## Reading text
Tagged as: Breaking up, Dating, Family<< Previous question   Next question >>
Question - (20 March 2009) 6 Answers - (Newest, 21 March 2009)
A female United Kingdom age 30-35, *adyofdoom writes:

My partner of two years broke up with me because he got addicted to his computer game, his computer in general his world was the game. His friend got him totally addicted to it as soon after we spent a night at his friends house in North wales.

I bought him the game thinking no harm would come to our relationship because he was working etc and we were hardly at home. Our relationship was very strong, we spoke about marriage, children and settling down in general, we were true love, soul mates and best friends. I was even pregnant with his child last year.

But when he lost his job his addiction got bad, he use to be on the computer from 8am to 9pm and he hardly spoken to me or gave me any attention but he allways say he loved me etc bt every time we had any moments together his best friend would always call and talk about their computer game non stop. Unlucky his best friend didnt like me because he use to have thing for me, so he has always wanted to break us up.

## Records shown
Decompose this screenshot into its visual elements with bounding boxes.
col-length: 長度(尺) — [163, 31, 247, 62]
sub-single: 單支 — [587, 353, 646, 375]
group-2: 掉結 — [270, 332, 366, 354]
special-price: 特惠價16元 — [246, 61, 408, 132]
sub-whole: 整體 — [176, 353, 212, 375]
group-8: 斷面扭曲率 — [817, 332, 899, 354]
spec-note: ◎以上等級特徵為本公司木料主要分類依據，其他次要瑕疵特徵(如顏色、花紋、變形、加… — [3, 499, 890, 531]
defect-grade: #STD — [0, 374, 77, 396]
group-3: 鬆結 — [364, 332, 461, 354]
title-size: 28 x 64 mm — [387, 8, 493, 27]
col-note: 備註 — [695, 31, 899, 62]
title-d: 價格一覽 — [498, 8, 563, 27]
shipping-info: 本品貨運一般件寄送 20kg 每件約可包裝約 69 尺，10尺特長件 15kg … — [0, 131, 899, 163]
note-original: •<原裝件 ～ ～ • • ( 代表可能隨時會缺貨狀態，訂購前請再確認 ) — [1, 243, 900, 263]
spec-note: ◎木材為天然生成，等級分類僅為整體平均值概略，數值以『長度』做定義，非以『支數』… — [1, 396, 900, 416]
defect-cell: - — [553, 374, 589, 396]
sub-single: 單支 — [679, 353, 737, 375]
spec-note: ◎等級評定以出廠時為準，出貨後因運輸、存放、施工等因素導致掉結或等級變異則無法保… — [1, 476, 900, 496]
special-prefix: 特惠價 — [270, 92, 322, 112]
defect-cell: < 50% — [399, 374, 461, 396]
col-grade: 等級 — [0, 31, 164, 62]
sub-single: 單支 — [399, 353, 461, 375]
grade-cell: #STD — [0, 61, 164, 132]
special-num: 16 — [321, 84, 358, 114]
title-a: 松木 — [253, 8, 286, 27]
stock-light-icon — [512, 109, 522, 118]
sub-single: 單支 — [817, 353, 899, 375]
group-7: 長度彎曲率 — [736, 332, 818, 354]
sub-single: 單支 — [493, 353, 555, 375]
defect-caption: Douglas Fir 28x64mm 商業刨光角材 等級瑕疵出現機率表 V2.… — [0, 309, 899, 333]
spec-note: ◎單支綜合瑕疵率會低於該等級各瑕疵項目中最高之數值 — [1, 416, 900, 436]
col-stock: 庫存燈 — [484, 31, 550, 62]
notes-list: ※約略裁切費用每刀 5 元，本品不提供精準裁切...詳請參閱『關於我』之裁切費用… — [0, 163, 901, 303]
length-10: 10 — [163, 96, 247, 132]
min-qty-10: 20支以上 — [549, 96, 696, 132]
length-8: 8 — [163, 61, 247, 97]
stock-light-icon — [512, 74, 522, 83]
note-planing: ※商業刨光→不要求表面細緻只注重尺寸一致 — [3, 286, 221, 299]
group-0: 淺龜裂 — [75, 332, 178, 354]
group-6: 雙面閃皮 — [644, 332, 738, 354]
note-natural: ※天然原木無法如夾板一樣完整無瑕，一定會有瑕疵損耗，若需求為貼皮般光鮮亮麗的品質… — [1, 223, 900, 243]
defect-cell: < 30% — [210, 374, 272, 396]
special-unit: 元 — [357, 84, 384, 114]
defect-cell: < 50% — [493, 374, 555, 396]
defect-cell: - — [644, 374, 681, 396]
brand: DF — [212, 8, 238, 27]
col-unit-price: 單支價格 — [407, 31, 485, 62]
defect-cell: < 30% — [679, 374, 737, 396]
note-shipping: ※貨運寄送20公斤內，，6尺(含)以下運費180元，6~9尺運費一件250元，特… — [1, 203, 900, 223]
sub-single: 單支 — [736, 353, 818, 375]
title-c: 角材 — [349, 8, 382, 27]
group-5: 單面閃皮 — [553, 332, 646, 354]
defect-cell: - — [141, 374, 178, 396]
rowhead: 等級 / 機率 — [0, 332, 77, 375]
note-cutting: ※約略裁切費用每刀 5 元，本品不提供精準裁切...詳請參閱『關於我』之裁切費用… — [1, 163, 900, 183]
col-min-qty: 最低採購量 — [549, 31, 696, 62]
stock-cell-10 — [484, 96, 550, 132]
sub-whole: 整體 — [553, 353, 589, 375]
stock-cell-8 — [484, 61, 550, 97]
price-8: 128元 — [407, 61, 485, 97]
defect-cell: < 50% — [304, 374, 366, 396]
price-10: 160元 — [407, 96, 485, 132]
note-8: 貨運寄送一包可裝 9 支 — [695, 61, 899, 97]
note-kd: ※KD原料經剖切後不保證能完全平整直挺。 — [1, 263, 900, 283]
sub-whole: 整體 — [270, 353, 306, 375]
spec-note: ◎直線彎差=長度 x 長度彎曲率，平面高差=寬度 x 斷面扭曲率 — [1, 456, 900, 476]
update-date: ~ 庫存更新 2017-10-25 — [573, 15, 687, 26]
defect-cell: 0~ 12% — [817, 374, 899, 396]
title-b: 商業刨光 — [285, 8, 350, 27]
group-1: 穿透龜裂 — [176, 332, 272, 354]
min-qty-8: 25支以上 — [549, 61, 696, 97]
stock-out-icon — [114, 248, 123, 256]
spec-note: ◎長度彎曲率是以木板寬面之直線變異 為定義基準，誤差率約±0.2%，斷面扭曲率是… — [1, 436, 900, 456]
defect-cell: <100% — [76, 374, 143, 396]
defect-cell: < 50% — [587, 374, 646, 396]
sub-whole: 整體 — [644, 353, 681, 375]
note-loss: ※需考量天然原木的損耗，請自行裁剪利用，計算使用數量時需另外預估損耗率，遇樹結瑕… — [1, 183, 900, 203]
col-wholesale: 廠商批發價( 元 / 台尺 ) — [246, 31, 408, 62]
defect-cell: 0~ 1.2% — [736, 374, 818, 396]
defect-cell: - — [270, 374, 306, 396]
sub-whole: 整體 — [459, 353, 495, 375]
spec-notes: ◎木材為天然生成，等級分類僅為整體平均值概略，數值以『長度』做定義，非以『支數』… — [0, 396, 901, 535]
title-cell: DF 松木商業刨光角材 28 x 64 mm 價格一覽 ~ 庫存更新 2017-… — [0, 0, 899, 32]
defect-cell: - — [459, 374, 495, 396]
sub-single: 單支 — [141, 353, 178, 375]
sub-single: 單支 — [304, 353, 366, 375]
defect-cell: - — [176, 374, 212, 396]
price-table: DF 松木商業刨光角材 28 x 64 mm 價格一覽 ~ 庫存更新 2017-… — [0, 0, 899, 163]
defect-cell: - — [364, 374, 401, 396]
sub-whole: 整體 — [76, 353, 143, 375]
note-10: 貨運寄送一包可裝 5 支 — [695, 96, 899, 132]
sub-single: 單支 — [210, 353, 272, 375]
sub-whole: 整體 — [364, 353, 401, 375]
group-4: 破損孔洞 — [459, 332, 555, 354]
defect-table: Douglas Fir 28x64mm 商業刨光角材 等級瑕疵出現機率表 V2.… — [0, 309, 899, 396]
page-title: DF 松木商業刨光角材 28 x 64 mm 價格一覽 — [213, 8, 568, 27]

## Work to do
Quote the part of the breakup post above that lies between "A female United" and "child last year.", inclusive.

## Reply
A female United Kingdom age 30-35, *adyofdoom writes:

My partner of two years broke up with me because he got addicted to his computer game, his computer in general his world was the game. His friend got him totally addicted to it as soon after we spent a night at his friends house in North wales.

I bought him the game thinking no harm would come to our relationship because he was working etc and we were hardly at home. Our relationship was very strong, we spoke about marriage, children and settling down in general, we were true love, soul mates and best friends. I was even pregnant with his child last year.